--- begin PROVIDED INFORMATION ---

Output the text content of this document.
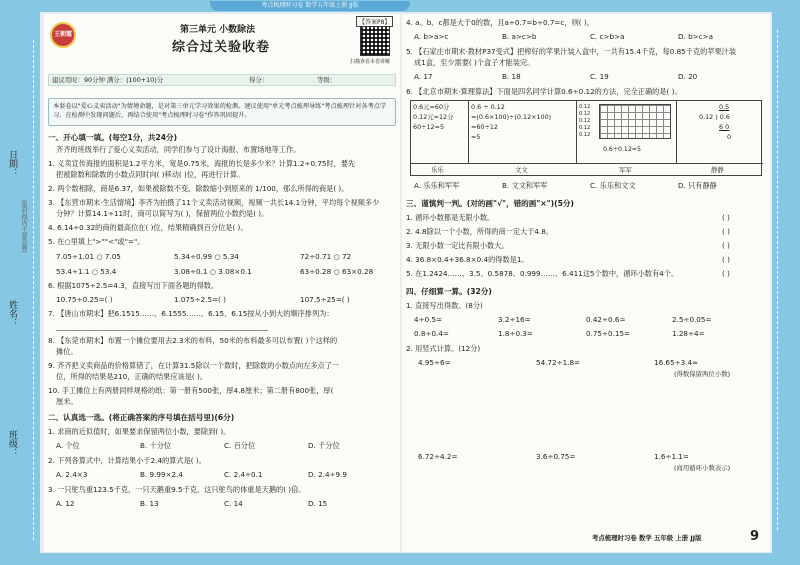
考点梳理时习卷 数学五年级上册 JJ版
日期：
姓名：
班级：
(密封线内不要答题)
王朝霞
【答案P8】
第三单元 小数除法
综合过关验收卷
扫描查看本卷讲解
建议用时：90分钟 满分：(100+10)分	得分：	等级：
本套卷以"爱心义卖活动"为情境命题，是对第三单元学习效果的检测。建议使用"单元考点梳理导练"考点梳理针对各考点学习，在检测中发现问题后，再结合使用"考点梳理时习卷"作答巩固提升。
一、开心填一填。(每空1分，共24分)
齐齐的班级举行了爱心义卖活动，同学们参与了设计海报、布置场地等工作。
1. 义卖宣传海报的面积是1.2平方米，宽是0.75米，海报的长是多少米？计算1.2÷0.75时，要先
把被除数和除数的小数点同时向( )移动( )位，再进行计算。
2. 两个数相除，商是6.37，如果被除数不变，除数缩小到原来的 1/100，那么所得的商是( )。
3. 【东营市期末·生活情境】李齐为拍摄了11个义卖活动视频，视频一共长14.1分钟，平均每个视频多少
分钟？计算14.1÷11时，商可以简写为( )，保留两位小数约是( )。
4. 6.14÷0.32的商的最高位在( )位，结果精确到百分位是( )。
5. 在○里填上">""<"或"="。
7.05÷1.01 ○ 7.05	5.34÷0.99 ○ 5.34	72÷0.71 ○ 72
53.4÷1.1 ○ 53.4	3.08÷0.1 ○ 3.08×0.1	63÷0.28 ○ 63×0.28
6. 根据1075÷2.5=4.3，直接写出下面各题的得数。
10.75÷0.25=( )	1.075÷2.5=( )	107.5÷25=( )
7. 【唐山市期末】把6.1515……、6.1555……、6.15、6.15按从小到大的顺序排列为：
___________________________________________________________
8. 【东莞市期末】布置一个摊位要用去2.3米的布料，50米的布料最多可以布置( )个这样的
摊位。
9. 齐齐把义卖商品的价格算错了，在计算31.5除以一个数时，把除数的小数点向左多点了一
位，所得的结果是210，正确的结果应该是( )。
10. 手工摊位上有两册同样规格的纸：第一册有500张，厚4.8厘米；第二册有800张，厚(
厘米。
二、认真选一选。(将正确答案的序号填在括号里)(6分)
1. 求商的近似值时，如果要求保留两位小数，要除到( )。
A. 个位	B. 十分位	C. 百分位	D. 千分位
2. 下列各算式中，计算结果小于2.4的算式是( )。
A. 2.4×3	B. 9.99×2.4	C. 2.4÷0.1	D. 2.4÷9.9
3. 一只鸵鸟重123.5千克，一只天鹅重9.5千克，这只鸵鸟的体重是天鹅的( )倍。
A. 12	B. 13	C. 14	D. 15
4. a、b、c都是大于0的数，且a÷0.7=b÷0.7=c，则( )。
A. b>a>c	B. a>c>b	C. c>b>a	D. b>c>a
5. 【石家庄市期末·教材P37变式】把榨好的苹果汁装入盒中，一共有15.4千克，每0.85千克的苹果汁装
成1盒，至少需要( )个盒子才能装完。
A. 17	B. 18	C. 19	D. 20
6. 【北京市期末·算理算法】下面是四名同学计算0.6÷0.12的方法，完全正确的是( )。
0.6元=60分
0.12元=12分
60÷12=5
0.6 ÷ 0.12
=(0.6×100)÷(0.12×100)
=60÷12
=5
0.12
0.12
0.12
0.12
0.12
0.6÷0.12=5
0.5
0.12 ) 0.6
6 0
0
乐乐	文文	军军	静静
A. 乐乐和军军	B. 文文和军军	C. 乐乐和文文	D. 只有静静
三、谨慎判一判。(对的画"√"，错的画"×")(5分)
1. 循环小数都是无限小数。	( )
2. 4.8除以一个小数，所得的商一定大于4.8。	( )
3. 无限小数一定比有限小数大。	( )
4. 36.8×0.4+36.8×0.4的得数是1。	( )
5. 在1.2424……、3.5、0.5878、0.999……、6.411这5个数中，循环小数有4个。	( )
四、仔细算一算。(32分)
1. 直接写出得数。(8分)
4÷0.5=	3.2÷16=	0.42÷0.6=	2.5÷0.05=
0.8÷0.4=	1.8÷0.3=	0.75÷0.15=	1.28÷4=
2. 用竖式计算。(12分)
4.95÷6=	54.72÷1.8=	16.65÷3.4≈
(得数保留两位小数)
6.72÷4.2=	3.6÷0.75=	1.6÷1.1=
(商用循环小数表示)
考点梳理时习卷 数学 五年级 上册 JJ版	9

--- end PROVIDED INFORMATION ---

TASK TO COMPLETE:
Each line in the entries above that includes the string "考点梳理时习卷" should be extracted.

RIGHT ANSWER:
考点梳理时习卷 数学五年级上册 JJ版
本套卷以"爱心义卖活动"为情境命题，是对第三单元学习效果的检测。建议使用"单元考点梳理导练"考点梳理针对各考点学习，在检测中发现问题后，再结合使用"考点梳理时习卷"作答巩固提升。
考点梳理时习卷 数学 五年级 上册 JJ版	9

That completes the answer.